| EXERCISE REQUIREMENTS |
Your task is to transcribe all of the data below exactly, omitting the images.

----------------

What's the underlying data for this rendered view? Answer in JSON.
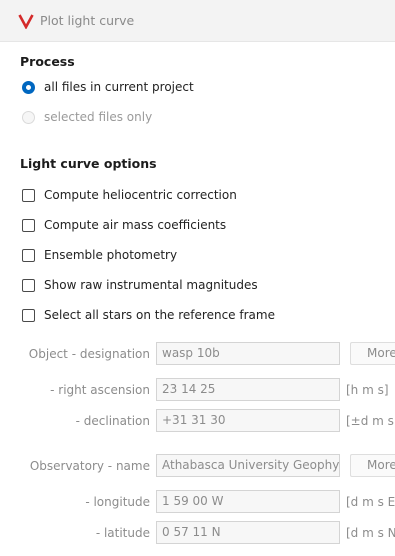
{
  "window": {
    "title": "Plot light curve",
    "accent_color": "#d42a2a"
  },
  "process": {
    "heading": "Process",
    "options": [
      {
        "label": "all files in current project",
        "selected": true,
        "enabled": true
      },
      {
        "label": "selected files only",
        "selected": false,
        "enabled": false
      }
    ]
  },
  "options": {
    "heading": "Light curve options",
    "checks": [
      {
        "label": "Compute heliocentric correction",
        "checked": false
      },
      {
        "label": "Compute air mass coefficients",
        "checked": false
      },
      {
        "label": "Ensemble photometry",
        "checked": false
      },
      {
        "label": "Show raw instrumental magnitudes",
        "checked": false
      },
      {
        "label": "Select all stars on the reference frame",
        "checked": false
      }
    ]
  },
  "object": {
    "designation_label": "Object - designation",
    "designation_value": "wasp 10b",
    "more_label": "More",
    "ra_label": "- right ascension",
    "ra_value": "23 14 25",
    "ra_unit": "[h m s]",
    "dec_label": "- declination",
    "dec_value": "+31 31 30",
    "dec_unit": "[±d m s"
  },
  "observatory": {
    "name_label": "Observatory - name",
    "name_value": "Athabasca University Geophy",
    "more_label": "More",
    "lon_label": "- longitude",
    "lon_value": "1 59 00 W",
    "lon_unit": "[d m s E",
    "lat_label": "- latitude",
    "lat_value": "0 57 11 N",
    "lat_unit": "[d m s N"
  }
}
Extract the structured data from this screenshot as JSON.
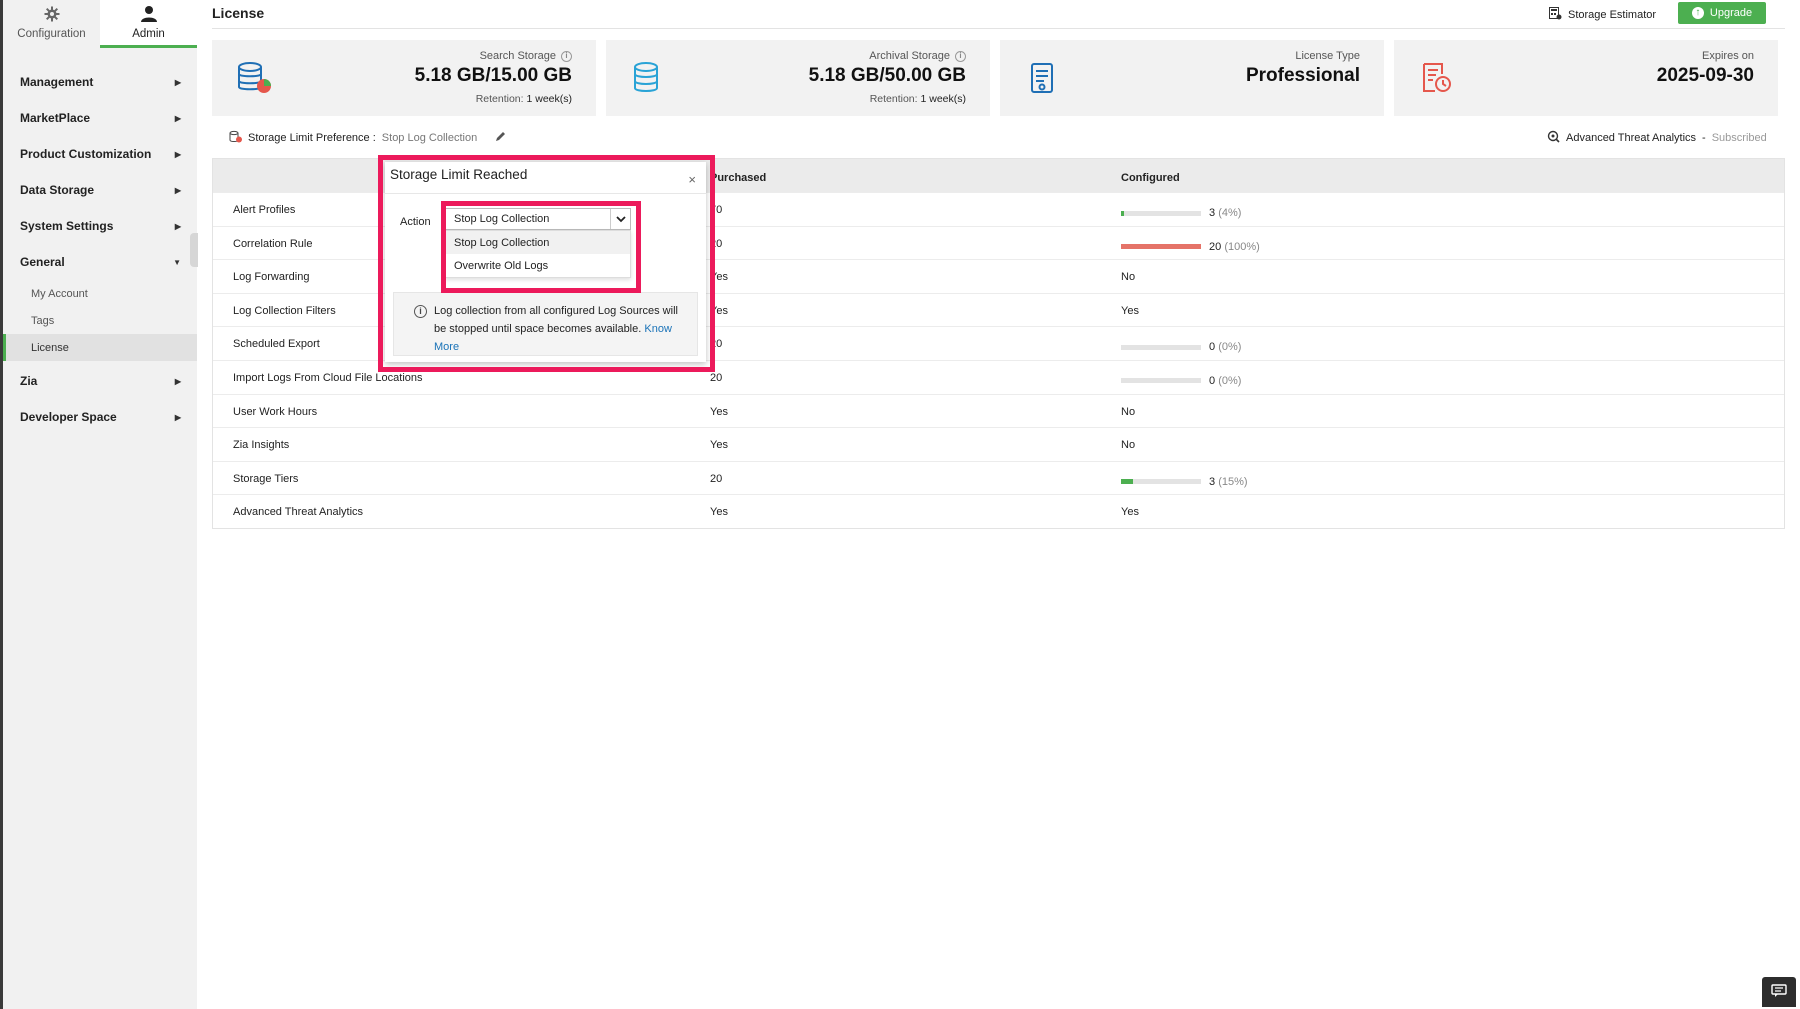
{
  "sidebar": {
    "tabs": [
      {
        "label": "Configuration",
        "icon": "gear-icon"
      },
      {
        "label": "Admin",
        "icon": "user-icon"
      }
    ],
    "menu": {
      "management": "Management",
      "marketplace": "MarketPlace",
      "product_customization": "Product Customization",
      "data_storage": "Data Storage",
      "system_settings": "System Settings",
      "general": "General",
      "general_sub": [
        "My Account",
        "Tags",
        "License"
      ],
      "zia": "Zia",
      "developer_space": "Developer Space"
    }
  },
  "header": {
    "title": "License",
    "storage_estimator": "Storage Estimator",
    "upgrade": "Upgrade"
  },
  "cards": [
    {
      "label": "Search Storage",
      "value": "5.18 GB/15.00 GB",
      "retention_label": "Retention:",
      "retention_value": "1 week(s)"
    },
    {
      "label": "Archival Storage",
      "value": "5.18 GB/50.00 GB",
      "retention_label": "Retention:",
      "retention_value": "1 week(s)"
    },
    {
      "label": "License Type",
      "value": "Professional"
    },
    {
      "label": "Expires on",
      "value": "2025-09-30"
    }
  ],
  "preference": {
    "label": "Storage Limit Preference :",
    "value": "Stop Log Collection"
  },
  "ata": {
    "label": "Advanced Threat Analytics",
    "separator": "-",
    "status": "Subscribed"
  },
  "table": {
    "headers": {
      "purchased": "Purchased",
      "configured": "Configured"
    },
    "rows": [
      {
        "name": "Alert Profiles",
        "purchased": "70",
        "count": "3",
        "pct": "(4%)"
      },
      {
        "name": "Correlation Rule",
        "purchased": "20",
        "count": "20",
        "pct": "(100%)"
      },
      {
        "name": "Log Forwarding",
        "purchased": "Yes",
        "configured": "No"
      },
      {
        "name": "Log Collection Filters",
        "purchased": "Yes",
        "configured": "Yes"
      },
      {
        "name": "Scheduled Export",
        "purchased": "20",
        "count": "0",
        "pct": "(0%)"
      },
      {
        "name": "Import Logs From Cloud File Locations",
        "purchased": "20",
        "count": "0",
        "pct": "(0%)"
      },
      {
        "name": "User Work Hours",
        "purchased": "Yes",
        "configured": "No"
      },
      {
        "name": "Zia Insights",
        "purchased": "Yes",
        "configured": "No"
      },
      {
        "name": "Storage Tiers",
        "purchased": "20",
        "count": "3",
        "pct": "(15%)"
      },
      {
        "name": "Advanced Threat Analytics",
        "purchased": "Yes",
        "configured": "Yes"
      }
    ],
    "bar_fractions": {
      "alert_profiles": 0.04,
      "correlation_rule": 1.0,
      "scheduled_export": 0.0,
      "import_logs": 0.0,
      "storage_tiers": 0.15
    },
    "colors": {
      "low": "#4caf50",
      "full": "#e57368"
    }
  },
  "popup": {
    "title": "Storage Limit Reached",
    "close": "×",
    "action_label": "Action",
    "selected": "Stop Log Collection",
    "options": [
      "Stop Log Collection",
      "Overwrite Old Logs"
    ],
    "info_text": "Log collection from all configured Log Sources will be stopped until space becomes available.",
    "link_know": "Know",
    "link_more": "More"
  },
  "colors": {
    "accent": "#4caf50",
    "highlight": "#ec1a5b",
    "link": "#1a73b8"
  }
}
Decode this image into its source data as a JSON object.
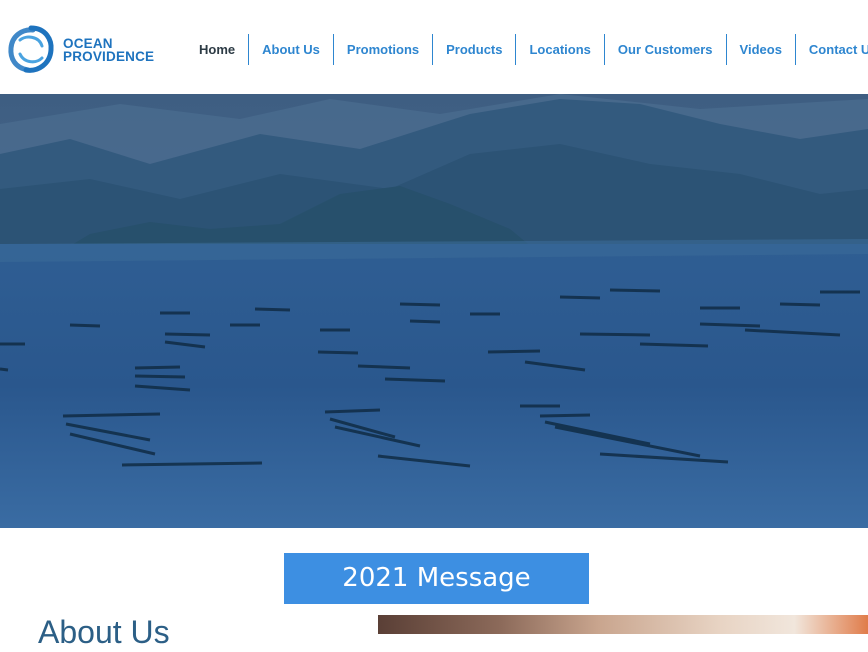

----------------

| SOLVED PROBLEM |
What's the underlying data for this rendered view? Answer in JSON.
{
  "window": {
    "title": "Plot light curve",
    "accent_color": "#d42a2a"
  },
  "process": {
    "heading": "Process",
    "options": [
      {
        "label": "all files in current project",
        "selected": true,
        "enabled": true
      },
      {
        "label": "selected files only",
        "selected": false,
        "enabled": false
      }
    ]
  },
  "options": {
    "heading": "Light curve options",
    "checks": [
      {
        "label": "Compute heliocentric correction",
        "checked": false
      },
      {
        "label": "Compute air mass coefficients",
        "checked": false
      },
      {
        "label": "Ensemble photometry",
        "checked": false
      },
      {
        "label": "Show raw instrumental magnitudes",
        "checked": false
      },
      {
        "label": "Select all stars on the reference frame",
        "checked": false
      }
    ]
  },
  "object": {
    "designation_label": "Object - designation",
    "designation_value": "wasp 10b",
    "more_label": "More",
    "ra_label": "- right ascension",
    "ra_value": "23 14 25",
    "ra_unit": "[h m s]",
    "dec_label": "- declination",
    "dec_value": "+31 31 30",
    "dec_unit": "[±d m s"
  },
  "observatory": {
    "name_label": "Observatory - name",
    "name_value": "Athabasca University Geophy",
    "more_label": "More",
    "lon_label": "- longitude",
    "lon_value": "1 59 00 W",
    "lon_unit": "[d m s E",
    "lat_label": "- latitude",
    "lat_value": "0 57 11 N",
    "lat_unit": "[d m s N"
  }
}
Extract the structured data from this screenshot as JSON.
{
  "sidebar": {
    "tabs": [
      {
        "label": "Configuration",
        "icon": "gear-icon"
      },
      {
        "label": "Admin",
        "icon": "user-icon"
      }
    ],
    "menu": {
      "management": "Management",
      "marketplace": "MarketPlace",
      "product_customization": "Product Customization",
      "data_storage": "Data Storage",
      "system_settings": "System Settings",
      "general": "General",
      "general_sub": [
        "My Account",
        "Tags",
        "License"
      ],
      "zia": "Zia",
      "developer_space": "Developer Space"
    }
  },
  "header": {
    "title": "License",
    "storage_estimator": "Storage Estimator",
    "upgrade": "Upgrade"
  },
  "cards": [
    {
      "label": "Search Storage",
      "value": "5.18 GB/15.00 GB",
      "retention_label": "Retention:",
      "retention_value": "1 week(s)"
    },
    {
      "label": "Archival Storage",
      "value": "5.18 GB/50.00 GB",
      "retention_label": "Retention:",
      "retention_value": "1 week(s)"
    },
    {
      "label": "License Type",
      "value": "Professional"
    },
    {
      "label": "Expires on",
      "value": "2025-09-30"
    }
  ],
  "preference": {
    "label": "Storage Limit Preference :",
    "value": "Stop Log Collection"
  },
  "ata": {
    "label": "Advanced Threat Analytics",
    "separator": "-",
    "status": "Subscribed"
  },
  "table": {
    "headers": {
      "purchased": "Purchased",
      "configured": "Configured"
    },
    "rows": [
      {
        "name": "Alert Profiles",
        "purchased": "70",
        "count": "3",
        "pct": "(4%)"
      },
      {
        "name": "Correlation Rule",
        "purchased": "20",
        "count": "20",
        "pct": "(100%)"
      },
      {
        "name": "Log Forwarding",
        "purchased": "Yes",
        "configured": "No"
      },
      {
        "name": "Log Collection Filters",
        "purchased": "Yes",
        "configured": "Yes"
      },
      {
        "name": "Scheduled Export",
        "purchased": "20",
        "count": "0",
        "pct": "(0%)"
      },
      {
        "name": "Import Logs From Cloud File Locations",
        "purchased": "20",
        "count": "0",
        "pct": "(0%)"
      },
      {
        "name": "User Work Hours",
        "purchased": "Yes",
        "configured": "No"
      },
      {
        "name": "Zia Insights",
        "purchased": "Yes",
        "configured": "No"
      },
      {
        "name": "Storage Tiers",
        "purchased": "20",
        "count": "3",
        "pct": "(15%)"
      },
      {
        "name": "Advanced Threat Analytics",
        "purchased": "Yes",
        "configured": "Yes"
      }
    ],
    "bar_fractions": {
      "alert_profiles": 0.04,
      "correlation_rule": 1.0,
      "scheduled_export": 0.0,
      "import_logs": 0.0,
      "storage_tiers": 0.15
    },
    "colors": {
      "low": "#4caf50",
      "full": "#e57368"
    }
  },
  "popup": {
    "title": "Storage Limit Reached",
    "close": "×",
    "action_label": "Action",
    "selected": "Stop Log Collection",
    "options": [
      "Stop Log Collection",
      "Overwrite Old Logs"
    ],
    "info_text": "Log collection from all configured Log Sources will be stopped until space becomes available.",
    "link_know": "Know",
    "link_more": "More"
  },
  "colors": {
    "accent": "#4caf50",
    "highlight": "#ec1a5b",
    "link": "#1a73b8"
  }
}
Decode this image into its source data as a JSON object.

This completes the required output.